[Data extracted from a collection]
** BEGIN **

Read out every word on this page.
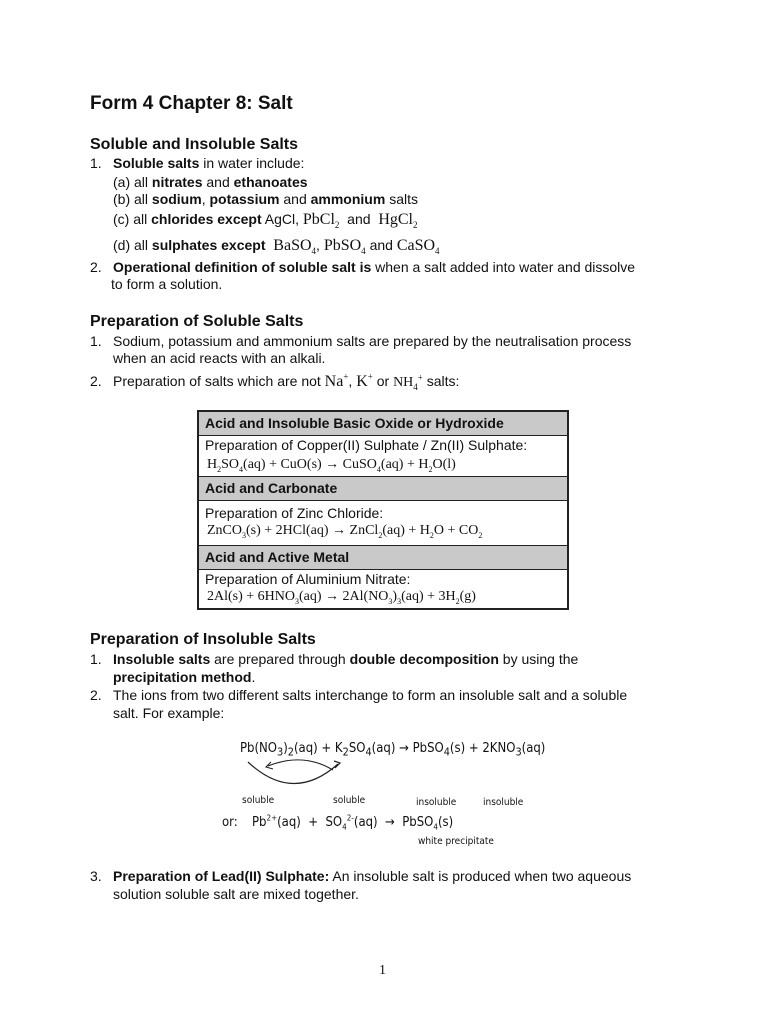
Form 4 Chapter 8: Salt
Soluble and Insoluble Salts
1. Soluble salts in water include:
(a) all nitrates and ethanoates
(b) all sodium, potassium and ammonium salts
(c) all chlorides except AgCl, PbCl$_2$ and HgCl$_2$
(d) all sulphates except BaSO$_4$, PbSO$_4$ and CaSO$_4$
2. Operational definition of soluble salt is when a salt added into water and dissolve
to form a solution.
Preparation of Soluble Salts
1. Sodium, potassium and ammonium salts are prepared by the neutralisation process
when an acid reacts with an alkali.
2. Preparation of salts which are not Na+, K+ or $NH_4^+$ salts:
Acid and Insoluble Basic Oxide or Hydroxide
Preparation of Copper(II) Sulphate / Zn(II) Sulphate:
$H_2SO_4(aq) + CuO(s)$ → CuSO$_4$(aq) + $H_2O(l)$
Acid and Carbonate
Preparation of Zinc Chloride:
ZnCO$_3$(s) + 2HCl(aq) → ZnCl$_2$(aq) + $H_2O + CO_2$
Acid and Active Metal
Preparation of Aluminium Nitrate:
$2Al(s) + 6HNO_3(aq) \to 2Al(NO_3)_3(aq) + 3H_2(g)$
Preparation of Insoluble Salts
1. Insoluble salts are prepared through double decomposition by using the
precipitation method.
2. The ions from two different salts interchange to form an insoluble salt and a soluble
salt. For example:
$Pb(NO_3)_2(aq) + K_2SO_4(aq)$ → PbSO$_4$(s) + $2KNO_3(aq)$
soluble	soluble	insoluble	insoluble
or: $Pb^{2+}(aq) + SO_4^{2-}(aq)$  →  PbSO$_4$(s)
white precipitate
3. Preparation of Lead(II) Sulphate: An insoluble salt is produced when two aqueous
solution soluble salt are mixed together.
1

** END **
** BEGIN **

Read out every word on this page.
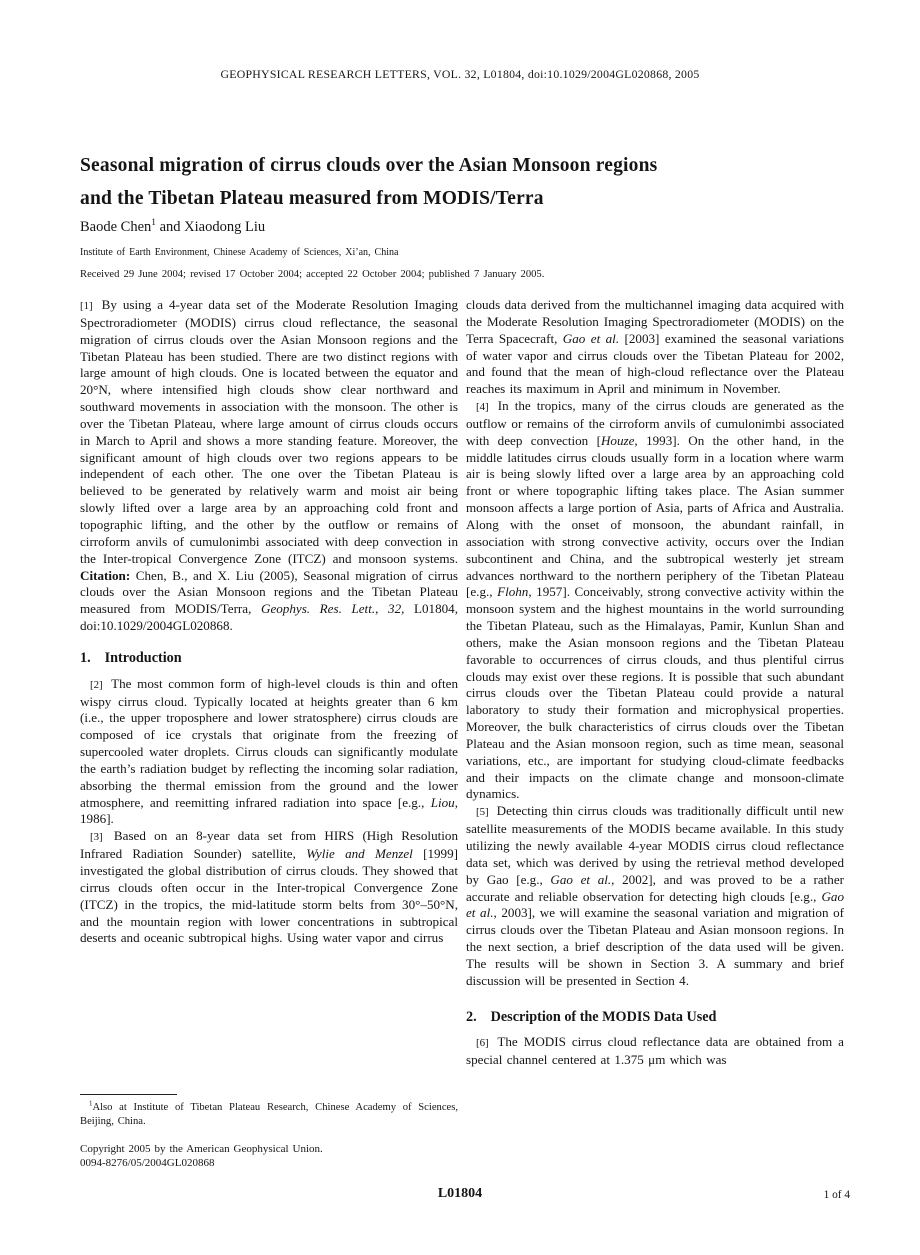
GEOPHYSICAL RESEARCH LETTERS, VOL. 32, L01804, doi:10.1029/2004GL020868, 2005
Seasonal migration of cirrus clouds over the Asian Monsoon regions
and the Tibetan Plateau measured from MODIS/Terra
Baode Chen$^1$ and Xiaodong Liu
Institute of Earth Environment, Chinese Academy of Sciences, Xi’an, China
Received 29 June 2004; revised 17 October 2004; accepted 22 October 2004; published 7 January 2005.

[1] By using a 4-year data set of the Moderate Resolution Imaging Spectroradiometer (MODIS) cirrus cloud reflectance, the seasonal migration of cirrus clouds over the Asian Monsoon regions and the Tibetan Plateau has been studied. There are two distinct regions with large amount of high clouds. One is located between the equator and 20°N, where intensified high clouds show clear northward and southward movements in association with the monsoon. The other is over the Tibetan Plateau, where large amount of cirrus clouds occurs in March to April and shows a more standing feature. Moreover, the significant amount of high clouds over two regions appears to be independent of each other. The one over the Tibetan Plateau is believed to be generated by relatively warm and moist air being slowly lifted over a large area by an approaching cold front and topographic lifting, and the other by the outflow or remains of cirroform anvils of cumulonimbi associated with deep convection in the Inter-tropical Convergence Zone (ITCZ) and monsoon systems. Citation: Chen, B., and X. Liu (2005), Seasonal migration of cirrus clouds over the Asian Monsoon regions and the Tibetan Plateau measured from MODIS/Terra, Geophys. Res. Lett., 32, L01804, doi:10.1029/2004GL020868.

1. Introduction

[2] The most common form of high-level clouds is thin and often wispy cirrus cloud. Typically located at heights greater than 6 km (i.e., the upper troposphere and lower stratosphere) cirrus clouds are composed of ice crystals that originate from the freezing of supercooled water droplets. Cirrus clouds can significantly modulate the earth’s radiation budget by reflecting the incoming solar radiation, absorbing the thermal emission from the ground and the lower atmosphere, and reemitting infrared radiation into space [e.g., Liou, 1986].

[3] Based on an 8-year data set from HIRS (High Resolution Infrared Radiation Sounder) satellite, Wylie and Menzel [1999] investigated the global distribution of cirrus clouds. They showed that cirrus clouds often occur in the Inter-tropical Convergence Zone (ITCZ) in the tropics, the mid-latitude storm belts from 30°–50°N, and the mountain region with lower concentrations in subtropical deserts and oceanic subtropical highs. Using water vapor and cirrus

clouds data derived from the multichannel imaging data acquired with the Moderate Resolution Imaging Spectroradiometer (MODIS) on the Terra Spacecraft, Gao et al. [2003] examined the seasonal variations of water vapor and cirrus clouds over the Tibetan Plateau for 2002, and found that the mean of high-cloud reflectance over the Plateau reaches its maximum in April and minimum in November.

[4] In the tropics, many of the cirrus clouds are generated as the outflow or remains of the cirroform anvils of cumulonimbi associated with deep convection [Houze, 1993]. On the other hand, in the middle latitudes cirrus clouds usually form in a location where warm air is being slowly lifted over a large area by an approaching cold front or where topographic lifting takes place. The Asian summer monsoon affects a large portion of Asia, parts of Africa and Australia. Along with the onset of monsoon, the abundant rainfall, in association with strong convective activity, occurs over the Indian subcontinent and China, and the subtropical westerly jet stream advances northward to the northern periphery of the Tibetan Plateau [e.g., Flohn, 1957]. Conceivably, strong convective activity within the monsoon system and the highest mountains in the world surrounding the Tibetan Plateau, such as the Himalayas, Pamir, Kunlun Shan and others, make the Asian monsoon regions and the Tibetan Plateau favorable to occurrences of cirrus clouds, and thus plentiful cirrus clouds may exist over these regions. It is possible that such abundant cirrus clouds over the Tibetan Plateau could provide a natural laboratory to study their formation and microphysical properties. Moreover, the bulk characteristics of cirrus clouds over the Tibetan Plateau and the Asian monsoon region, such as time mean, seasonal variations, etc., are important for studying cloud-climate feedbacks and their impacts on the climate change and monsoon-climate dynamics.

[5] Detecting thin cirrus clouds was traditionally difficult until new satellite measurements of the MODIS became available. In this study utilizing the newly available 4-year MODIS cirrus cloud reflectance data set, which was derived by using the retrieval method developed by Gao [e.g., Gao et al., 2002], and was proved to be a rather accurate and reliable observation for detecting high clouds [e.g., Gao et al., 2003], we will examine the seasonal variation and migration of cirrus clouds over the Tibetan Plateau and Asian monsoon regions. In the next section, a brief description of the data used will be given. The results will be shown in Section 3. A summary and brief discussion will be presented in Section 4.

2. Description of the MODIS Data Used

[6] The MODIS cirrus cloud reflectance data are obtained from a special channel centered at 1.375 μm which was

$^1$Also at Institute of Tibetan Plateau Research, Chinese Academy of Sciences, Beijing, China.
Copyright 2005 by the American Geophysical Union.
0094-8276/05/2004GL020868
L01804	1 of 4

** END **

The answer is one number: how many lines of the material above contain "Convergence".

2